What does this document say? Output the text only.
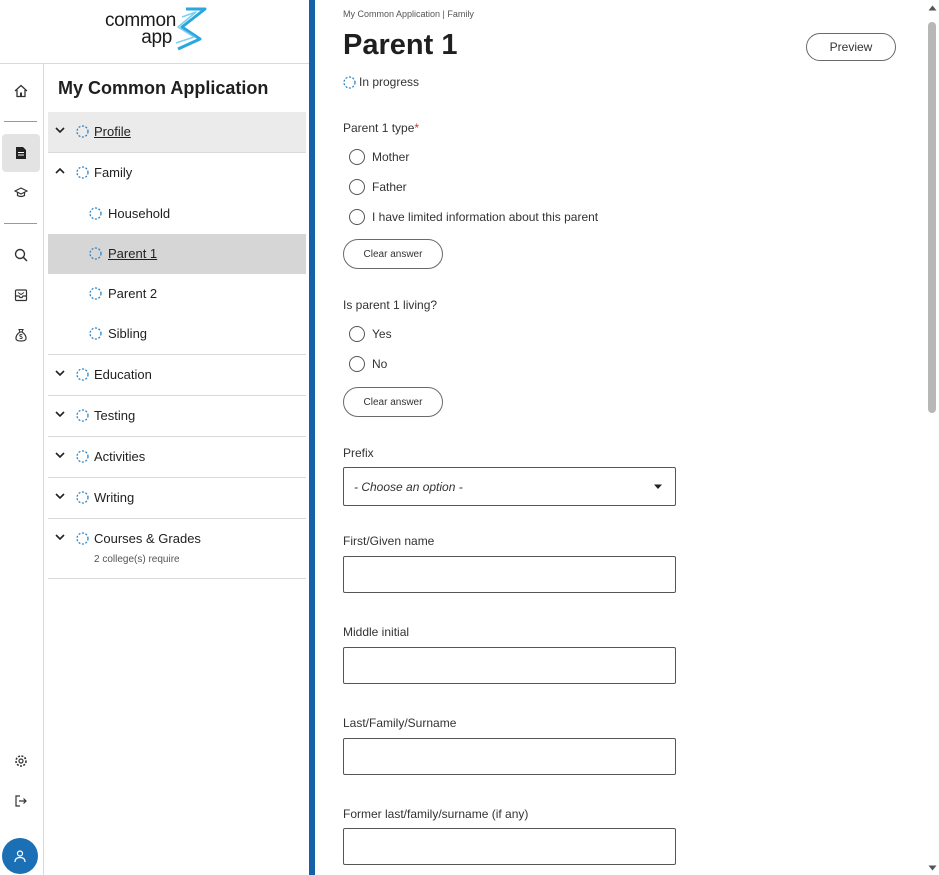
common
app
My Common Application
Profile
Family
Household
Parent 1
Parent 2
Sibling
Education
Testing
Activities
Writing
Courses & Grades
2 college(s) require
My Common Application | Family
Parent 1	Preview
In progress
Parent 1 type*
Mother
Father
I have limited information about this parent
Clear answer
Is parent 1 living?
Yes
No
Clear answer
Prefix
- Choose an option -
First/Given name
Middle initial
Last/Family/Surname
Former last/family/surname (if any)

◆ ◆ ◆

> **WHAT TO DO**:
Repeat the listing verbatim. Skip the pictures.

> **RESULT FOR THIS EXERCISE**:
What does this document say? Output the text only.
common
app
My Common Application
Profile
Family
Household
Parent 1
Parent 2
Sibling
Education
Testing
Activities
Writing
Courses & Grades
2 college(s) require
My Common Application | Family
Parent 1	Preview
In progress
Parent 1 type*
Mother
Father
I have limited information about this parent
Clear answer
Is parent 1 living?
Yes
No
Clear answer
Prefix
- Choose an option -
First/Given name
Middle initial
Last/Family/Surname
Former last/family/surname (if any)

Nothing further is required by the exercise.